- **What to do**: Only the number is wanted: how many lines below include "performed"?

□ □ □

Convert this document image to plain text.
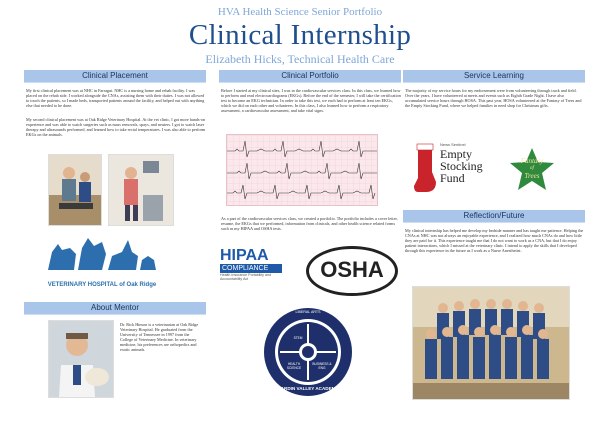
HVA Health Science Senior Portfolio
Clinical Internship
Elizabeth Hicks, Technical Health Care
Clinical Placement
My first clinical placement was at NHC in Farragut. NHC is a nursing home and rehab facility. I was placed on the rehab side. I worked alongside the CNAs, assisting them with their duties. I was not allowed to touch the patients, so I made beds, transported patients around the facility, and helped out with anything else that needed to be done.
My second clinical placement was at Oak Ridge Veterinary Hospital. At the vet clinic, I got more hands-on experience and was able to watch surgeries such as mass removals, spays, and neuters. I got to watch laser therapy and ultrasounds performed, and learned how to take rectal temperatures. I was also able to perform EKGs on the animals.
VETERINARY HOSPITAL of Oak Ridge
About Mentor
Dr. Rick Hinson is a veterinarian at Oak Ridge Veterinary Hospital. He graduated from the University of Tennessee in 1997 from the College of Veterinary Medicine. In veterinary medicine, his preferences are orthopedics and exotic animals.
Clinical Portfolio
Before I started at my clinical sites, I was in the cardiovascular services class. In this class, we learned how to perform and read electrocardiograms (EKGs). Before the end of the semester, I will take the certification test to become an EKG technician. In order to take this test, we each had to perform at least ten EKGs, which we did on each other and volunteers. In this class, I also learned how to perform a respiratory assessment, a cardiovascular assessment, and take vital signs.
As a part of the cardiovascular services class, we created a portfolio. The portfolio includes a cover letter, resume, the EKGs that we performed, information from clinicals, and other health science related forms such as my HIPAA and OSHA tests.
HIPAA
COMPLIANCE
Health Insurance Portability and Accountability Act	OSHA
LIBERAL ARTS
STEM
HEALTH SCIENCE
BUSINESS & ENG
HARDIN VALLEY ACADEMY
Service Learning
The majority of my service hours for my endorsement were from volunteering through track and field. Over the years, I have volunteered at meets and events such as Eighth Grade Night. I have also accumulated service hours through HOSA. This past year, HOSA volunteered at the Fantasy of Trees and the Empty Stocking Fund, where we helped families in need shop for Christmas gifts.
News Sentinel
Empty
Stocking
Fund
Fantasy
of
Trees
Reflection/Future
My clinical internship has helped me develop my bedside manner and has taught me patience. Helping the CNAs at NHC was not always an enjoyable experience, and I realized how much CNAs do and how little they are paid for it. This experience taught me that I do not want to work as a CNA, but that I do enjoy patient interactions, which I missed at the veterinary clinic. I intend to apply the skills that I developed through this experience in the future as I work as a Nurse Anesthetist.
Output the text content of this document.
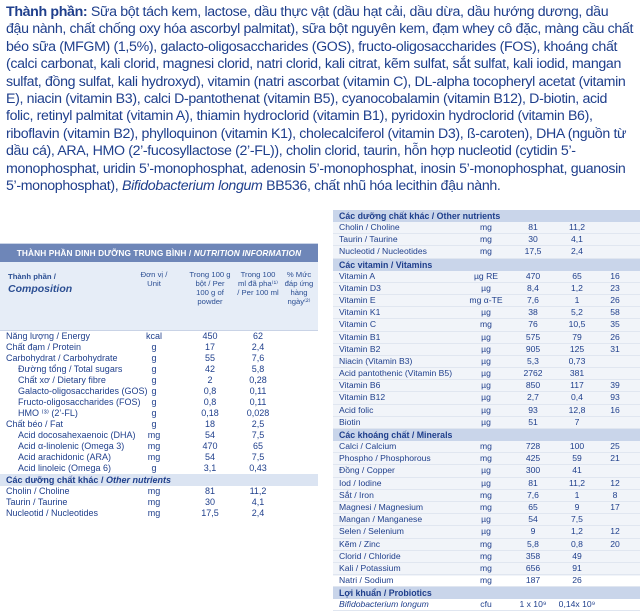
Thành phần: Sữa bột tách kem, lactose, dầu thực vật (dầu hạt cải, dầu dừa, dầu hướng dương, dầu đậu nành, chất chống oxy hóa ascorbyl palmitat), sữa bột nguyên kem, đạm whey cô đặc, màng cầu chất béo sữa (MFGM) (1,5%), galacto-oligosaccharides (GOS), fructo-oligosaccharides (FOS), khoáng chất (calci carbonat, kali clorid, magnesi clorid, natri clorid, kali citrat, kẽm sulfat, sắt sulfat, kali iodid, mangan sulfat, đồng sulfat, kali hydroxyd), vitamin (natri ascorbat (vitamin C), DL-alpha tocopheryl acetat (vitamin E), niacin (vitamin B3), calci D-pantothenat (vitamin B5), cyanocobalamin (vitamin B12), D-biotin, acid folic, retinyl palmitat (vitamin A), thiamin hydroclorid (vitamin B1), pyridoxin hydroclorid (vitamin B6), riboflavin (vitamin B2), phylloquinon (vitamin K1), cholecalciferol (vitamin D3), ß-caroten), DHA (nguồn từ dầu cá), ARA, HMO (2’-fucosyllactose (2’-FL)), cholin clorid, taurin, hỗn hợp nucleotid (cytidin 5’-monophosphat, uridin 5’-monophosphat, adenosin 5’-monophosphat, inosin 5’-monophosphat, guanosin 5’-monophosphat), Bifidobacterium longum BB536, chất nhũ hóa lecithin đậu nành.

THÀNH PHẦN DINH DƯỠNG TRUNG BÌNH / NUTRITION INFORMATION
Thành phần /
Composition
Đơn vị / Unit
Trong 100 g bột / Per 100 g of powder
Trong 100 ml đã pha⁽¹⁾ / Per 100 ml
% Mức đáp ứng hàng ngày⁽²⁾
Năng lượng / Energy	kcal	450	62
Chất đạm / Protein	g	17	2,4
Carbohydrat / Carbohydrate	g	55	7,6
Đường tổng / Total sugars	g	42	5,8
Chất xơ / Dietary fibre	g	2	0,28
Galacto-oligosaccharides (GOS) g	0,8	0,11
Fructo-oligosaccharides (FOS)	g	0,8	0,11
HMO ⁽³⁾ (2’-FL)	g	0,18	0,028
Chất béo / Fat	g	18	2,5
Acid docosahexaenoic (DHA)	mg	54	7,5
Acid α-linolenic (Omega 3)	mg	470	65
Acid arachidonic (ARA)	mg	54	7,5
Acid linoleic (Omega 6)	g	3,1	0,43
Các dưỡng chất khác / Other nutrients
Cholin / Choline	mg	81	11,2
Taurin / Taurine	mg	30	4,1
Nucleotid / Nucleotides	mg	17,5	2,4
Các dưỡng chất khác / Other nutrients
Cholin / Choline	mg	81	11,2
Taurin / Taurine	mg	30	4,1
Nucleotid / Nucleotides	mg	17,5	2,4
Các vitamin / Vitamins
Vitamin A	µg RE	470	65	16
Vitamin D3	µg	8,4	1,2	23
Vitamin E	mg α-TE	7,6	1	26
Vitamin K1	µg	38	5,2	58
Vitamin C	mg	76	10,5	35
Vitamin B1	µg	575	79	26
Vitamin B2	µg	905	125	31
Niacin (Vitamin B3)	µg	5,3	0,73
Acid pantothenic (Vitamin B5)	µg	2762	381
Vitamin B6	µg	850	117	39
Vitamin B12	µg	2,7	0,4	93
Acid folic	µg	93	12,8	16
Biotin	µg	51	7
Các khoáng chất / Minerals
Calci / Calcium	mg	728	100	25
Phospho / Phosphorous	mg	425	59	21
Đồng / Copper	µg	300	41
Iod / Iodine	µg	81	11,2	12
Sắt / Iron	mg	7,6	1	8
Magnesi / Magnesium	mg	65	9	17
Mangan / Manganese	µg	54	7,5
Selen / Selenium	µg	9	1,2	12
Kẽm / Zinc	mg	5,8	0,8	20
Clorid / Chloride	mg	358	49
Kali / Potassium	mg	656	91
Natri / Sodium	mg	187	26
Lợi khuẩn / Probiotics
Bifidobacterium longum	cfu	1 x 10⁹	0,14x 10⁹
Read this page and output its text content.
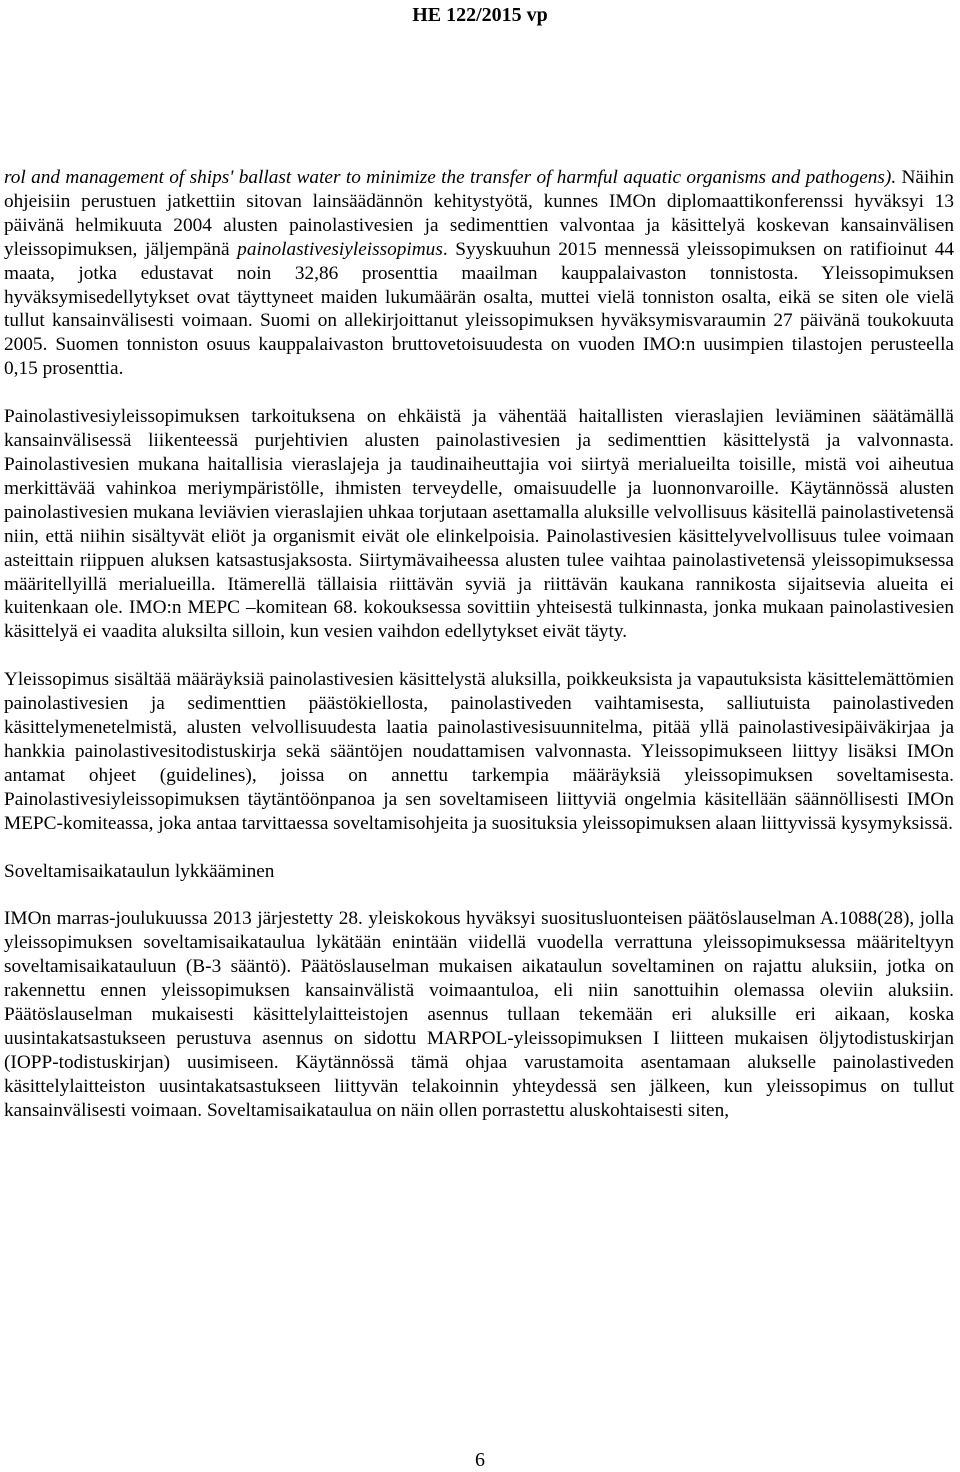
HE 122/2015 vp

rol and management of ships' ballast water to minimize the transfer of harmful aquatic organisms and pathogens). Näihin ohjeisiin perustuen jatkettiin sitovan lainsäädännön kehitystyötä, kunnes IMOn diplomaattikonferenssi hyväksyi 13 päivänä helmikuuta 2004 alusten painolastivesien ja sedimenttien valvontaa ja käsittelyä koskevan kansainvälisen yleissopimuksen, jäljempänä painolastivesiyleissopimus. Syyskuuhun 2015 mennessä yleissopimuksen on ratifioinut 44 maata, jotka edustavat noin 32,86 prosenttia maailman kauppalaivaston tonnistosta. Yleissopimuksen hyväksymisedellytykset ovat täyttyneet maiden lukumäärän osalta, muttei vielä tonniston osalta, eikä se siten ole vielä tullut kansainvälisesti voimaan. Suomi on allekirjoittanut yleissopimuksen hyväksymisvaraumin 27 päivänä toukokuuta 2005. Suomen tonniston osuus kauppalaivaston bruttovetoisuudesta on vuoden IMO:n uusimpien tilastojen perusteella 0,15 prosenttia.

Painolastivesiyleissopimuksen tarkoituksena on ehkäistä ja vähentää haitallisten vieraslajien leviäminen säätämällä kansainvälisessä liikenteessä purjehtivien alusten painolastivesien ja sedimenttien käsittelystä ja valvonnasta. Painolastivesien mukana haitallisia vieraslajeja ja taudinaiheuttajia voi siirtyä merialueilta toisille, mistä voi aiheutua merkittävää vahinkoa meriympäristölle, ihmisten terveydelle, omaisuudelle ja luonnonvaroille. Käytännössä alusten painolastivesien mukana leviävien vieraslajien uhkaa torjutaan asettamalla aluksille velvollisuus käsitellä painolastivetensä niin, että niihin sisältyvät eliöt ja organismit eivät ole elinkelpoisia. Painolastivesien käsittelyvelvollisuus tulee voimaan asteittain riippuen aluksen katsastusjaksosta. Siirtymävaiheessa alusten tulee vaihtaa painolastivetensä yleissopimuksessa määritellyillä merialueilla. Itämerellä tällaisia riittävän syviä ja riittävän kaukana rannikosta sijaitsevia alueita ei kuitenkaan ole. IMO:n MEPC –komitean 68. kokouksessa sovittiin yhteisestä tulkinnasta, jonka mukaan painolastivesien käsittelyä ei vaadita aluksilta silloin, kun vesien vaihdon edellytykset eivät täyty.

Yleissopimus sisältää määräyksiä painolastivesien käsittelystä aluksilla, poikkeuksista ja vapautuksista käsittelemättömien painolastivesien ja sedimenttien päästökiellosta, painolastiveden vaihtamisesta, salliutuista painolastiveden käsittelymenetelmistä, alusten velvollisuudesta laatia painolastivesisuunnitelma, pitää yllä painolastivesipäiväkirjaa ja hankkia painolastivesitodistuskirja sekä sääntöjen noudattamisen valvonnasta. Yleissopimukseen liittyy lisäksi IMOn antamat ohjeet (guidelines), joissa on annettu tarkempia määräyksiä yleissopimuksen soveltamisesta. Painolastivesiyleissopimuksen täytäntöönpanoa ja sen soveltamiseen liittyviä ongelmia käsitellään säännöllisesti IMOn MEPC-komiteassa, joka antaa tarvittaessa soveltamisohjeita ja suosituksia yleissopimuksen alaan liittyvissä kysymyksissä.

Soveltamisaikataulun lykkääminen

IMOn marras-joulukuussa 2013 järjestetty 28. yleiskokous hyväksyi suositusluonteisen päätöslauselman A.1088(28), jolla yleissopimuksen soveltamisaikataulua lykätään enintään viidellä vuodella verrattuna yleissopimuksessa määriteltyyn soveltamisaikatauluun (B-3 sääntö). Päätöslauselman mukaisen aikataulun soveltaminen on rajattu aluksiin, jotka on rakennettu ennen yleissopimuksen kansainvälistä voimaantuloa, eli niin sanottuihin olemassa oleviin aluksiin. Päätöslauselman mukaisesti käsittelylaitteistojen asennus tullaan tekemään eri aluksille eri aikaan, koska uusintakatsastukseen perustuva asennus on sidottu MARPOL-yleissopimuksen I liitteen mukaisen öljytodistuskirjan (IOPP-todistuskirjan) uusimiseen. Käytännössä tämä ohjaa varustamoita asentamaan alukselle painolastiveden käsittelylaitteiston uusintakatsastukseen liittyvän telakoinnin yhteydessä sen jälkeen, kun yleissopimus on tullut kansainvälisesti voimaan. Soveltamisaikataulua on näin ollen porrastettu aluskohtaisesti siten,

6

□ □ □

- **Your solution**: 2